Leave out the pictures and copy everything else in the entries exactly.

>> Begin INPUT FOR THIS TASK

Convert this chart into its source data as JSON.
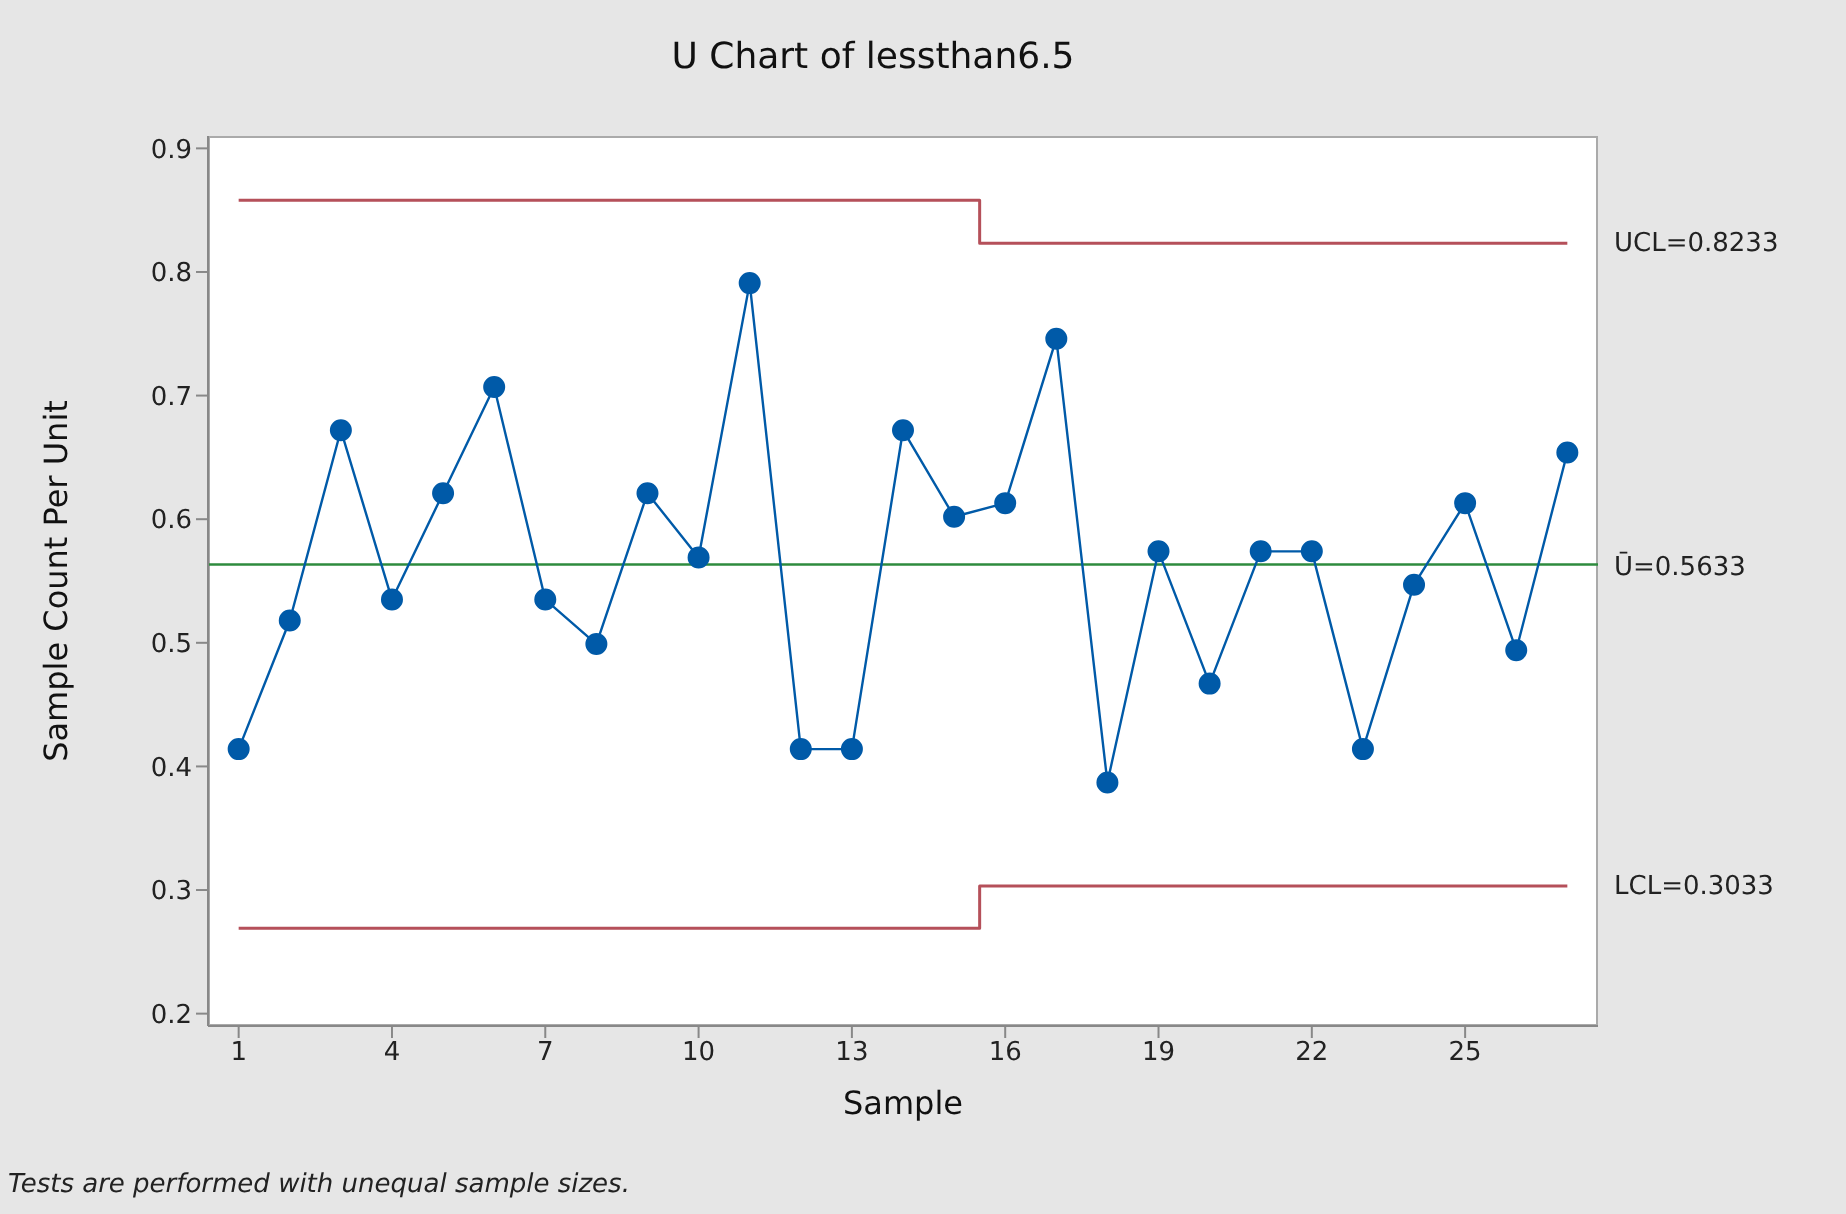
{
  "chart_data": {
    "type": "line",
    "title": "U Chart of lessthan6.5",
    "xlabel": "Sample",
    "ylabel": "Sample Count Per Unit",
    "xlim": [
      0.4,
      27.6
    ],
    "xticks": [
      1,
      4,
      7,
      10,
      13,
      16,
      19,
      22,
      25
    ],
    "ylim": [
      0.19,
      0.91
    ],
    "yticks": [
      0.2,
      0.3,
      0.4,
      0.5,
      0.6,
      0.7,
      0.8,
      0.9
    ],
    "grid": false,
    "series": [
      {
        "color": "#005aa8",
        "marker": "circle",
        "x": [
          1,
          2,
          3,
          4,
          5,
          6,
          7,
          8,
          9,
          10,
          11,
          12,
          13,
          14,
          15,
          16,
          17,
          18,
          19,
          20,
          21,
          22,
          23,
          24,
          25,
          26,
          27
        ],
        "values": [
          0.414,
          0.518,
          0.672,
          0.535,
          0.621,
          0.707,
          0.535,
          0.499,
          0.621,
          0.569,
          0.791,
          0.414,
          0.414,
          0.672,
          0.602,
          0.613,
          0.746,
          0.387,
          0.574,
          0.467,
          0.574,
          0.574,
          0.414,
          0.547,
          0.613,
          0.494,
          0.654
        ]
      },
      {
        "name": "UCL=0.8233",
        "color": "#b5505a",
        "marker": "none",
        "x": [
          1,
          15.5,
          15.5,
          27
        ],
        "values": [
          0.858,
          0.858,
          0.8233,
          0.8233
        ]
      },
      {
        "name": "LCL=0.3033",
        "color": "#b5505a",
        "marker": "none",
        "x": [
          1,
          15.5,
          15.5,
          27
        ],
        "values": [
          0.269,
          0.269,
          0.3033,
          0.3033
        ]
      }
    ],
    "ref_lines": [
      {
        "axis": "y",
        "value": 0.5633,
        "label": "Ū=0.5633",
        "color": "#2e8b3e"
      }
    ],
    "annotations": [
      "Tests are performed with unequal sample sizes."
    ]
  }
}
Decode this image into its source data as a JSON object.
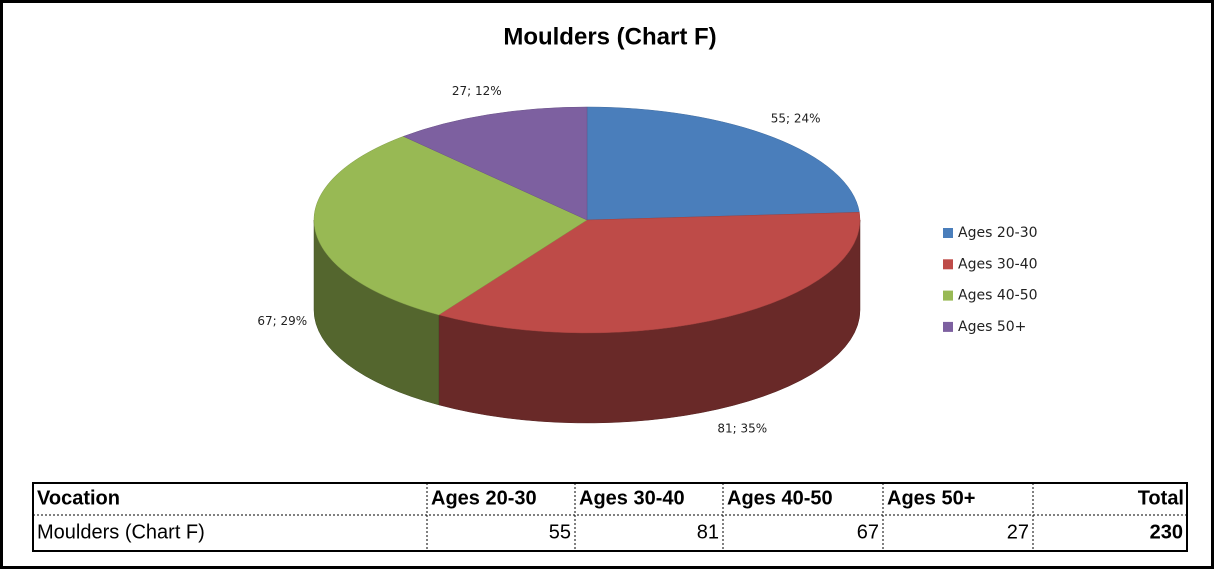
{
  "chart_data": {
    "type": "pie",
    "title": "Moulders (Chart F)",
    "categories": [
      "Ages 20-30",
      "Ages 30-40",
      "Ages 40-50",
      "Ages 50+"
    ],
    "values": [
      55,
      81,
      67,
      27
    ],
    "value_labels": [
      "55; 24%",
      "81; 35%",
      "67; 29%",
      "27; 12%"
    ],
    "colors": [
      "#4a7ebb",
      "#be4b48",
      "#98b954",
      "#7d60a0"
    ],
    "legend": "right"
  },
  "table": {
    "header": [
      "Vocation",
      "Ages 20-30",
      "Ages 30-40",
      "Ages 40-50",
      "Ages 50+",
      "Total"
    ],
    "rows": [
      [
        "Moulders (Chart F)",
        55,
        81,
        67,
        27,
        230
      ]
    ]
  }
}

>> End INPUT FOR THIS TASK

RESPONSE FOR THIS EXERCISE:
Convert this chart into its source data as JSON.
{
  "chart_data": {
    "type": "line",
    "title": "U Chart of lessthan6.5",
    "xlabel": "Sample",
    "ylabel": "Sample Count Per Unit",
    "xlim": [
      0.4,
      27.6
    ],
    "xticks": [
      1,
      4,
      7,
      10,
      13,
      16,
      19,
      22,
      25
    ],
    "ylim": [
      0.19,
      0.91
    ],
    "yticks": [
      0.2,
      0.3,
      0.4,
      0.5,
      0.6,
      0.7,
      0.8,
      0.9
    ],
    "grid": false,
    "series": [
      {
        "color": "#005aa8",
        "marker": "circle",
        "x": [
          1,
          2,
          3,
          4,
          5,
          6,
          7,
          8,
          9,
          10,
          11,
          12,
          13,
          14,
          15,
          16,
          17,
          18,
          19,
          20,
          21,
          22,
          23,
          24,
          25,
          26,
          27
        ],
        "values": [
          0.414,
          0.518,
          0.672,
          0.535,
          0.621,
          0.707,
          0.535,
          0.499,
          0.621,
          0.569,
          0.791,
          0.414,
          0.414,
          0.672,
          0.602,
          0.613,
          0.746,
          0.387,
          0.574,
          0.467,
          0.574,
          0.574,
          0.414,
          0.547,
          0.613,
          0.494,
          0.654
        ]
      },
      {
        "name": "UCL=0.8233",
        "color": "#b5505a",
        "marker": "none",
        "x": [
          1,
          15.5,
          15.5,
          27
        ],
        "values": [
          0.858,
          0.858,
          0.8233,
          0.8233
        ]
      },
      {
        "name": "LCL=0.3033",
        "color": "#b5505a",
        "marker": "none",
        "x": [
          1,
          15.5,
          15.5,
          27
        ],
        "values": [
          0.269,
          0.269,
          0.3033,
          0.3033
        ]
      }
    ],
    "ref_lines": [
      {
        "axis": "y",
        "value": 0.5633,
        "label": "Ū=0.5633",
        "color": "#2e8b3e"
      }
    ],
    "annotations": [
      "Tests are performed with unequal sample sizes."
    ]
  }
}
Decode this image into its source data as a JSON object.
{
  "chart_data": {
    "type": "pie",
    "title": "Moulders (Chart F)",
    "categories": [
      "Ages 20-30",
      "Ages 30-40",
      "Ages 40-50",
      "Ages 50+"
    ],
    "values": [
      55,
      81,
      67,
      27
    ],
    "value_labels": [
      "55; 24%",
      "81; 35%",
      "67; 29%",
      "27; 12%"
    ],
    "colors": [
      "#4a7ebb",
      "#be4b48",
      "#98b954",
      "#7d60a0"
    ],
    "legend": "right"
  },
  "table": {
    "header": [
      "Vocation",
      "Ages 20-30",
      "Ages 30-40",
      "Ages 40-50",
      "Ages 50+",
      "Total"
    ],
    "rows": [
      [
        "Moulders (Chart F)",
        55,
        81,
        67,
        27,
        230
      ]
    ]
  }
}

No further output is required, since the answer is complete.